### [Work to do]
From the entries below, gather each line containing the word "Journal".

### [Dataset entries]
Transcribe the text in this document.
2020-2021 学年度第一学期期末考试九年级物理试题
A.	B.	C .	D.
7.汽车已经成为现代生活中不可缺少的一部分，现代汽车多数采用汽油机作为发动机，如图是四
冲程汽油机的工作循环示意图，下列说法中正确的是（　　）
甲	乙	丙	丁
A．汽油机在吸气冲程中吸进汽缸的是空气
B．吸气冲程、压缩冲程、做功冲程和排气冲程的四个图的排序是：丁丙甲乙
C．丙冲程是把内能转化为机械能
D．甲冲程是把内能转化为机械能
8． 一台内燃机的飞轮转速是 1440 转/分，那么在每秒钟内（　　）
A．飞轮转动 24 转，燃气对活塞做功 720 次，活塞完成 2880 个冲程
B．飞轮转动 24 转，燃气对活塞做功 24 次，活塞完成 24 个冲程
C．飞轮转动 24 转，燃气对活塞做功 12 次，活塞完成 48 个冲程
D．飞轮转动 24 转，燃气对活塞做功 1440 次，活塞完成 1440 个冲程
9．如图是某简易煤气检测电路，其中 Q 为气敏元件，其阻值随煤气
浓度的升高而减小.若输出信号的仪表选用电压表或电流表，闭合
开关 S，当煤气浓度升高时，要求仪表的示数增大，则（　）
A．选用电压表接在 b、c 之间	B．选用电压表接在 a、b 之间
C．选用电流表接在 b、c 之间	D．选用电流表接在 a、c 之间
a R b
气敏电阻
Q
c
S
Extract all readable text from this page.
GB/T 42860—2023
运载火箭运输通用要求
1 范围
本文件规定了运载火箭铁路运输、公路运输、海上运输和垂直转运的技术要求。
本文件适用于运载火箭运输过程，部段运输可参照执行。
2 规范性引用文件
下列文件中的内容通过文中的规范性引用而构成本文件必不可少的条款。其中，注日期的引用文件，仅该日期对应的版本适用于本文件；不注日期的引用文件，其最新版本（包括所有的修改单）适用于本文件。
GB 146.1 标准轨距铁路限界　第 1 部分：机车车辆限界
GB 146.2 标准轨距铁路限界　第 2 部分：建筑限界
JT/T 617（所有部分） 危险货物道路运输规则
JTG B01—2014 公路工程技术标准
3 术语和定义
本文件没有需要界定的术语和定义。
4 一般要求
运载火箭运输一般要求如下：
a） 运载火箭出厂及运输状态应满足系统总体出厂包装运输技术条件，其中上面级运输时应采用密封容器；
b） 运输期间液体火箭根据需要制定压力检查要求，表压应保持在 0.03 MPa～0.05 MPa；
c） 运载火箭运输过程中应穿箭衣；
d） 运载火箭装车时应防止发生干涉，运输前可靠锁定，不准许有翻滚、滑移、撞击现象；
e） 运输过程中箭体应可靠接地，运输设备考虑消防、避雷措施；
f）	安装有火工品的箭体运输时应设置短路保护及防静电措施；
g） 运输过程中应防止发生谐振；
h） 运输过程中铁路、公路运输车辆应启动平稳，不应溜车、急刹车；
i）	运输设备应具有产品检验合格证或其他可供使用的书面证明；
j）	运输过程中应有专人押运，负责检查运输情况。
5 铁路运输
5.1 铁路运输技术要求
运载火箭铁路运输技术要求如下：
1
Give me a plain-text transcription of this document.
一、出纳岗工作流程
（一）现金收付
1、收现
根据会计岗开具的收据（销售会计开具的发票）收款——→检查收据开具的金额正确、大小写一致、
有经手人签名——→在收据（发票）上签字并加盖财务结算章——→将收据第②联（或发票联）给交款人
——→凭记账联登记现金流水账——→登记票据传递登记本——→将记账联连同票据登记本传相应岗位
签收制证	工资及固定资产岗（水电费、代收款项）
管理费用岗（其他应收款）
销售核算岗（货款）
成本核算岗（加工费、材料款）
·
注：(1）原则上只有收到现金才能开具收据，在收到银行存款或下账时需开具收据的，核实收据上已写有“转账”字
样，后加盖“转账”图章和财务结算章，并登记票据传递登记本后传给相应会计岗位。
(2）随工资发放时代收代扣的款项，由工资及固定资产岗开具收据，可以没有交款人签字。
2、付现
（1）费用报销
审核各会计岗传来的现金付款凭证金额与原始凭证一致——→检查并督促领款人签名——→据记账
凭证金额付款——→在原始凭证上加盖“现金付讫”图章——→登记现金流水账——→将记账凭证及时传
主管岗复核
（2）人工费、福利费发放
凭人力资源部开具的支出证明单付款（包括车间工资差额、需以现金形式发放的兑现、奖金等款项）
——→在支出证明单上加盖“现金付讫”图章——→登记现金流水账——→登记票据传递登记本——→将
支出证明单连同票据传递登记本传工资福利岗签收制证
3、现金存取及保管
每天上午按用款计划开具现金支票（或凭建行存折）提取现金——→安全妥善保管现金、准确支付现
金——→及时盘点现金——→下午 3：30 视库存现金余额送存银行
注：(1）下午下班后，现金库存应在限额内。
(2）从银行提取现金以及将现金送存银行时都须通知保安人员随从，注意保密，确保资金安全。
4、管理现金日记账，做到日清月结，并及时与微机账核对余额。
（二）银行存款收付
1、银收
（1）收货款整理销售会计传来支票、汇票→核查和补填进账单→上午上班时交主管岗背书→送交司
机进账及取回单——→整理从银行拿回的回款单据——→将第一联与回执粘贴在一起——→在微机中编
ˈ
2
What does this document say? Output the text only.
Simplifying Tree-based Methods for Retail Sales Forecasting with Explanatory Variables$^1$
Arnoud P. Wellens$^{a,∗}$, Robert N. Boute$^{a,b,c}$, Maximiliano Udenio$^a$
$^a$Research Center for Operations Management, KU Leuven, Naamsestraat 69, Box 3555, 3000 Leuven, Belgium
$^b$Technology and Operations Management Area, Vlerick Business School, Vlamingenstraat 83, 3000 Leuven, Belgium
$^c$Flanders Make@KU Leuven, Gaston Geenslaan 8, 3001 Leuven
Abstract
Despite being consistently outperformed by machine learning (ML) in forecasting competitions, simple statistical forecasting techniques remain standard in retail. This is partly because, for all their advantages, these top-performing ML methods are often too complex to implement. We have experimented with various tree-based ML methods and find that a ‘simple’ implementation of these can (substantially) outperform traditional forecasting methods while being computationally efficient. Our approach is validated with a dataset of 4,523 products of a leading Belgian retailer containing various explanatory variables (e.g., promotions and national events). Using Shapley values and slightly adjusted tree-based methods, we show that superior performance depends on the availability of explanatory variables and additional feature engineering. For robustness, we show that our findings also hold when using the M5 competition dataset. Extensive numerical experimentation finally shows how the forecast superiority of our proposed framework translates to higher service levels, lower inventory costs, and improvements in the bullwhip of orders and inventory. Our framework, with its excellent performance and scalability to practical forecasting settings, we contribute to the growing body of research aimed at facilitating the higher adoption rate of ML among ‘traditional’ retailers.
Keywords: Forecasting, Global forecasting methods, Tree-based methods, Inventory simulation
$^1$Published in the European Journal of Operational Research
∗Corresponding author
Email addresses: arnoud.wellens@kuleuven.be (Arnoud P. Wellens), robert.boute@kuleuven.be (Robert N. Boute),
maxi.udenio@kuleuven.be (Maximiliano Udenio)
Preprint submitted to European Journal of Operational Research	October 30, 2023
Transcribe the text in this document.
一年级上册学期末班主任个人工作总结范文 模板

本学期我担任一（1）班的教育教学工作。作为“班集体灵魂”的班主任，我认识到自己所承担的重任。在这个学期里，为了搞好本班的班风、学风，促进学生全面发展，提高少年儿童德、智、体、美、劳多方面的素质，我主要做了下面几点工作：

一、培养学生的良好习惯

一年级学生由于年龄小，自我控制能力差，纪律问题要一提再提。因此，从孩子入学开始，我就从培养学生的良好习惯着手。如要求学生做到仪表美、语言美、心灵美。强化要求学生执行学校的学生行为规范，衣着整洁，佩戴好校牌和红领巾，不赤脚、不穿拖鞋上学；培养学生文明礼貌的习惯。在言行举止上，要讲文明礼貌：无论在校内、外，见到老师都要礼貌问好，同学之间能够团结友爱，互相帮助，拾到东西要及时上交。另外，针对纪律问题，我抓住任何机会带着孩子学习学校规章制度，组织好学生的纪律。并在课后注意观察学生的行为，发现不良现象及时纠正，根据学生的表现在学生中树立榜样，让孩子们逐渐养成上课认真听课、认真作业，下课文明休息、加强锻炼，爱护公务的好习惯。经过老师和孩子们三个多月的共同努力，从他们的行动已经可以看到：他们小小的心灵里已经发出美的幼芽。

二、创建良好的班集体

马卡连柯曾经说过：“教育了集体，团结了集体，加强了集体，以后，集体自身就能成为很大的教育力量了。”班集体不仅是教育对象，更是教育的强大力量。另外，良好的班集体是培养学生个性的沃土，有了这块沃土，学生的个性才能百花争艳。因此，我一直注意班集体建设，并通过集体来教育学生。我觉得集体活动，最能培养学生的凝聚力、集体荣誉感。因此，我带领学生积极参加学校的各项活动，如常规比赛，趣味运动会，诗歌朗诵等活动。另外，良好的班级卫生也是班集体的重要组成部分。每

### [Complete answer]
$^1$Published in the European Journal of Operational Research
Preprint submitted to European Journal of Operational Research	October 30, 2023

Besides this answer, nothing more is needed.